▶

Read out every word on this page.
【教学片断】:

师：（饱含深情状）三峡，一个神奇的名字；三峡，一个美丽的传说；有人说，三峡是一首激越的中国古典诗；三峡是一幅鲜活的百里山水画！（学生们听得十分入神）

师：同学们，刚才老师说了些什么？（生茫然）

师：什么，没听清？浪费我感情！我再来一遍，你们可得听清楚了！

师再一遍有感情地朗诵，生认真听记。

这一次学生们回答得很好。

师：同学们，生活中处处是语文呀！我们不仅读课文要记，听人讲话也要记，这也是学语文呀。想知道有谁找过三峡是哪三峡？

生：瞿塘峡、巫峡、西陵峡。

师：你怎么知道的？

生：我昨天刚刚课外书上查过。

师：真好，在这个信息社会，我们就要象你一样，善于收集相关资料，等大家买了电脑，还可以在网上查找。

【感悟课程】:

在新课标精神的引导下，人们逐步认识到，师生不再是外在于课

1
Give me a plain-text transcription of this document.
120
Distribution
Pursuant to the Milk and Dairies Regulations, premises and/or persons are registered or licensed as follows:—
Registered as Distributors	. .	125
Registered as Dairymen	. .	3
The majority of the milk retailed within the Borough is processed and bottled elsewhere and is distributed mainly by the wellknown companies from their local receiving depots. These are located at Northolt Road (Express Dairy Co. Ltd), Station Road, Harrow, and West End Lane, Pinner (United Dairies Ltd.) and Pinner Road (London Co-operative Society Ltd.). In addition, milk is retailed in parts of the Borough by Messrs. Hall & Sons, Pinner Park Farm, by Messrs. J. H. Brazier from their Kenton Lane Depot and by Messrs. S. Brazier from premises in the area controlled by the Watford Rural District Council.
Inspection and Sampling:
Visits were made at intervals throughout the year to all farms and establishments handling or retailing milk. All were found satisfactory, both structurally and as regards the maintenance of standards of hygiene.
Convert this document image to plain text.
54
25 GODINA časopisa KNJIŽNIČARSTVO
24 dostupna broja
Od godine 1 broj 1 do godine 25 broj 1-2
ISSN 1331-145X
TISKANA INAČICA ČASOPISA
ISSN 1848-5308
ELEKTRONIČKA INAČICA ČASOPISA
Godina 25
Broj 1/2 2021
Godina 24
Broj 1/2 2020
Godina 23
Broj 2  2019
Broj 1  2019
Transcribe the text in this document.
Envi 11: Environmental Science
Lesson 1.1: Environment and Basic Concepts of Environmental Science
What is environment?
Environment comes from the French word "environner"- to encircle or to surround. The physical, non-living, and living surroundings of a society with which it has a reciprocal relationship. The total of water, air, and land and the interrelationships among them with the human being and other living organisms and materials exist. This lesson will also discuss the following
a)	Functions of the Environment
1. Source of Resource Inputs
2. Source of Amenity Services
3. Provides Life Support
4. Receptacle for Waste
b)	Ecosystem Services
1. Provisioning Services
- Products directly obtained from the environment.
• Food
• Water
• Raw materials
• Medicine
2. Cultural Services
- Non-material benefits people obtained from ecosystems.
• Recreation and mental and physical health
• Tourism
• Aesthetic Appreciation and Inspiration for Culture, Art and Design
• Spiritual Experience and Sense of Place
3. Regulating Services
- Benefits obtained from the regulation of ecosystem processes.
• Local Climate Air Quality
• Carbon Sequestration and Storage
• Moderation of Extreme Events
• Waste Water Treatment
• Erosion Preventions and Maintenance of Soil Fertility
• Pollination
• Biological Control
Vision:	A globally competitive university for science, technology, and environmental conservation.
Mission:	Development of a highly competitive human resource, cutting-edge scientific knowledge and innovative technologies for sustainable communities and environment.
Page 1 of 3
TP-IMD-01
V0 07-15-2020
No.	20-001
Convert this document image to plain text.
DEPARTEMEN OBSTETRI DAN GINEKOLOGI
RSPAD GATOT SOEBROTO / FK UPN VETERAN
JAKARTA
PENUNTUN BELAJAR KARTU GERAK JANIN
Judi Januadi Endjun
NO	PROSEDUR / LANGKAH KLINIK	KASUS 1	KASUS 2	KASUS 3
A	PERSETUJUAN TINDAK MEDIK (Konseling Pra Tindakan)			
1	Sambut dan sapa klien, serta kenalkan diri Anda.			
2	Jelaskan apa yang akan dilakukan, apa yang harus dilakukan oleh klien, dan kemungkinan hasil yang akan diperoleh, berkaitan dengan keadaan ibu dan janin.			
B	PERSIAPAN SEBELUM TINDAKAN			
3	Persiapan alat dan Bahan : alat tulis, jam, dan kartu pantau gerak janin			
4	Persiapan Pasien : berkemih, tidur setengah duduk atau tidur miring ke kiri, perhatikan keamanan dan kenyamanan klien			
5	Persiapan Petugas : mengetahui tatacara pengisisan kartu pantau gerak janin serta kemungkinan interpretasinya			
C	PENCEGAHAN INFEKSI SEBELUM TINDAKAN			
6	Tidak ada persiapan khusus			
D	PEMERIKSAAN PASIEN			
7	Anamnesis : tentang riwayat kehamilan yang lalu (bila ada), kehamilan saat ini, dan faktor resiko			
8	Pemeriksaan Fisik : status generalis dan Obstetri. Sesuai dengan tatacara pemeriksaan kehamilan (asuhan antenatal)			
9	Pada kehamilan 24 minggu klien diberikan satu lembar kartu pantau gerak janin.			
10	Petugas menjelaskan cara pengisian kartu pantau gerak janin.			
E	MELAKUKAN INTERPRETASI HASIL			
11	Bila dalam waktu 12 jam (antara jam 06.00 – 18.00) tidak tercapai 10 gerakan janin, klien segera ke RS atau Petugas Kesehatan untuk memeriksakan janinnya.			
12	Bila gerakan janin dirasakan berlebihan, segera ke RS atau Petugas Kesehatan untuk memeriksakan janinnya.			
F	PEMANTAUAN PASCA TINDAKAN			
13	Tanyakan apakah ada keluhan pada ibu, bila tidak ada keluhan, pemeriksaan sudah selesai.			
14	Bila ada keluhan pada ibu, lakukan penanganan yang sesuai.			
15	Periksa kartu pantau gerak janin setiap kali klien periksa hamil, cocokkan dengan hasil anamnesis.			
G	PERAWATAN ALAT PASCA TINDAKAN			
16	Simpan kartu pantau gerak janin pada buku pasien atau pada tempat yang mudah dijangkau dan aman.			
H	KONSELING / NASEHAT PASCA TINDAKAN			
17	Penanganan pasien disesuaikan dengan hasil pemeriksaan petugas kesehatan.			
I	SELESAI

◀

## Given instruction
Report the count of lines in the entries that contain the string "kemungkinan", and nothing besides it.

## Result for this task
2